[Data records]
--
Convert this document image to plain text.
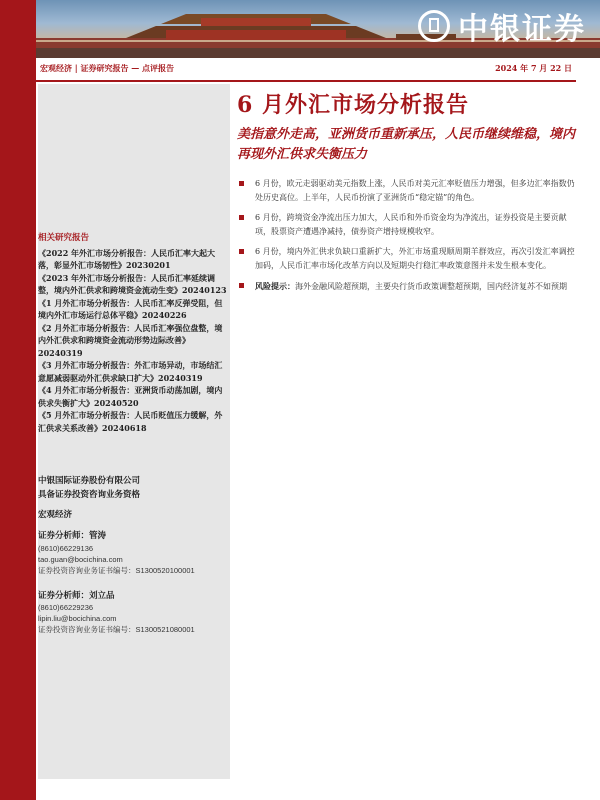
中银证券
宏观经济 | 证券研究报告 — 点评报告	2024 年 7 月 22 日
相关研究报告
《2022 年外汇市场分析报告：人民币汇率大起大落，彰显外汇市场韧性》20230201
《2023 年外汇市场分析报告：人民币汇率延续调整，境内外汇供求和跨境资金流动生变》20240123
《1 月外汇市场分析报告：人民币汇率反弹受阻，但境内外汇市场运行总体平稳》20240226
《2 月外汇市场分析报告：人民币汇率强位盘整，境内外汇供求和跨境资金流动形势边际改善》20240319
《3 月外汇市场分析报告：外汇市场异动，市场结汇意愿减弱驱动外汇供求缺口扩大》20240319
《4 月外汇市场分析报告：亚洲货币动荡加剧，境内供求失衡扩大》20240520
《5 月外汇市场分析报告：人民币贬值压力缓解，外汇供求关系改善》20240618
中银国际证券股份有限公司
具备证券投资咨询业务资格
宏观经济
证券分析师：管涛
(8610)66229136
tao.guan@bocichina.com
证券投资咨询业务证书编号：S1300520100001
证券分析师：刘立品
(8610)66229236
lipin.liu@bocichina.com
证券投资咨询业务证书编号：S1300521080001
6 月外汇市场分析报告
美指意外走高，亚洲货币重新承压，人民币继续维稳，境内再现外汇供求失衡压力
6 月份，欧元走弱驱动美元指数上涨，人民币对美元汇率贬值压力增强，但多边汇率指数仍处历史高位。上半年，人民币扮演了亚洲货币“稳定锚”的角色。
6 月份，跨境资金净流出压力加大，人民币和外币资金均为净流出，证券投资是主要贡献项，股票资产遭遇净减持，债券资产增持规模收窄。
6 月份，境内外汇供求负缺口重新扩大，外汇市场重现顺周期羊群效应，再次引发汇率调控加码，人民币汇率市场化改革方向以及短期央行稳汇率政策意图并未发生根本变化。
风险提示：海外金融风险超预期，主要央行货币政策调整超预期，国内经济复苏不如预期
--
▶ _WHAT TO WORK ON_
Reproduce all of the material exactly, apart from the pictures.

▶ _SOLVED PROBLEM_
Convert this document image to plain text.
中银证券
宏观经济 | 证券研究报告 — 点评报告	2024 年 7 月 22 日
相关研究报告
《2022 年外汇市场分析报告：人民币汇率大起大落，彰显外汇市场韧性》20230201
《2023 年外汇市场分析报告：人民币汇率延续调整，境内外汇供求和跨境资金流动生变》20240123
《1 月外汇市场分析报告：人民币汇率反弹受阻，但境内外汇市场运行总体平稳》20240226
《2 月外汇市场分析报告：人民币汇率强位盘整，境内外汇供求和跨境资金流动形势边际改善》20240319
《3 月外汇市场分析报告：外汇市场异动，市场结汇意愿减弱驱动外汇供求缺口扩大》20240319
《4 月外汇市场分析报告：亚洲货币动荡加剧，境内供求失衡扩大》20240520
《5 月外汇市场分析报告：人民币贬值压力缓解，外汇供求关系改善》20240618
中银国际证券股份有限公司
具备证券投资咨询业务资格
宏观经济
证券分析师：管涛
(8610)66229136
tao.guan@bocichina.com
证券投资咨询业务证书编号：S1300520100001
证券分析师：刘立品
(8610)66229236
lipin.liu@bocichina.com
证券投资咨询业务证书编号：S1300521080001
6 月外汇市场分析报告
美指意外走高，亚洲货币重新承压，人民币继续维稳，境内再现外汇供求失衡压力
6 月份，欧元走弱驱动美元指数上涨，人民币对美元汇率贬值压力增强，但多边汇率指数仍处历史高位。上半年，人民币扮演了亚洲货币“稳定锚”的角色。
6 月份，跨境资金净流出压力加大，人民币和外币资金均为净流出，证券投资是主要贡献项，股票资产遭遇净减持，债券资产增持规模收窄。
6 月份，境内外汇供求负缺口重新扩大，外汇市场重现顺周期羊群效应，再次引发汇率调控加码，人民币汇率市场化改革方向以及短期央行稳汇率政策意图并未发生根本变化。
风险提示：海外金融风险超预期，主要央行货币政策调整超预期，国内经济复苏不如预期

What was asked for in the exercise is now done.